[Stored records]
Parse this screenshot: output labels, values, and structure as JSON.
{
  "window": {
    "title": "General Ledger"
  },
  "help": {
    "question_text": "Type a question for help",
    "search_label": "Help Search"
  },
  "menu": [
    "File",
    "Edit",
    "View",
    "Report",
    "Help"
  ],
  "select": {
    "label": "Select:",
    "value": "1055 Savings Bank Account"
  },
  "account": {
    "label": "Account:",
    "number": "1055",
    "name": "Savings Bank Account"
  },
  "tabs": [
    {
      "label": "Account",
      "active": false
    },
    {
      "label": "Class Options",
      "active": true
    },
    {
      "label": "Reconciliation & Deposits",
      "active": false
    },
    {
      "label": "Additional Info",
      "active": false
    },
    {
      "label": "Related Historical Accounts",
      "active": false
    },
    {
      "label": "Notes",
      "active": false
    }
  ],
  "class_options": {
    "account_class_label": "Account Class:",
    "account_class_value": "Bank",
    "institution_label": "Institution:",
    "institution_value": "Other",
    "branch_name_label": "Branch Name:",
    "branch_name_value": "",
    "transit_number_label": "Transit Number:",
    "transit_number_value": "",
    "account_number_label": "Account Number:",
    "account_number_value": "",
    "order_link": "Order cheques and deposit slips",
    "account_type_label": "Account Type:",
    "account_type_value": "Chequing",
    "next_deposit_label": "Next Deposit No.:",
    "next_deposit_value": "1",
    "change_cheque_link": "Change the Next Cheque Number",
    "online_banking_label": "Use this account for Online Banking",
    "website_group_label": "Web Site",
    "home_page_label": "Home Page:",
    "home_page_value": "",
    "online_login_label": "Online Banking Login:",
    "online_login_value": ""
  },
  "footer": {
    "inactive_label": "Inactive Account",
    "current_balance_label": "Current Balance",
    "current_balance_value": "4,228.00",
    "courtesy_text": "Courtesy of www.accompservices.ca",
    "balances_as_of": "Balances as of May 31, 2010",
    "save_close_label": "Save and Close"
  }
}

Given instruction
All of the data needs to be printed once more, exactly.

Solved exercise
Parse this screenshot: output labels, values, and structure as JSON.
{
  "window": {
    "title": "General Ledger"
  },
  "help": {
    "question_text": "Type a question for help",
    "search_label": "Help Search"
  },
  "menu": [
    "File",
    "Edit",
    "View",
    "Report",
    "Help"
  ],
  "select": {
    "label": "Select:",
    "value": "1055 Savings Bank Account"
  },
  "account": {
    "label": "Account:",
    "number": "1055",
    "name": "Savings Bank Account"
  },
  "tabs": [
    {
      "label": "Account",
      "active": false
    },
    {
      "label": "Class Options",
      "active": true
    },
    {
      "label": "Reconciliation & Deposits",
      "active": false
    },
    {
      "label": "Additional Info",
      "active": false
    },
    {
      "label": "Related Historical Accounts",
      "active": false
    },
    {
      "label": "Notes",
      "active": false
    }
  ],
  "class_options": {
    "account_class_label": "Account Class:",
    "account_class_value": "Bank",
    "institution_label": "Institution:",
    "institution_value": "Other",
    "branch_name_label": "Branch Name:",
    "branch_name_value": "",
    "transit_number_label": "Transit Number:",
    "transit_number_value": "",
    "account_number_label": "Account Number:",
    "account_number_value": "",
    "order_link": "Order cheques and deposit slips",
    "account_type_label": "Account Type:",
    "account_type_value": "Chequing",
    "next_deposit_label": "Next Deposit No.:",
    "next_deposit_value": "1",
    "change_cheque_link": "Change the Next Cheque Number",
    "online_banking_label": "Use this account for Online Banking",
    "website_group_label": "Web Site",
    "home_page_label": "Home Page:",
    "home_page_value": "",
    "online_login_label": "Online Banking Login:",
    "online_login_value": ""
  },
  "footer": {
    "inactive_label": "Inactive Account",
    "current_balance_label": "Current Balance",
    "current_balance_value": "4,228.00",
    "courtesy_text": "Courtesy of www.accompservices.ca",
    "balances_as_of": "Balances as of May 31, 2010",
    "save_close_label": "Save and Close"
  }
}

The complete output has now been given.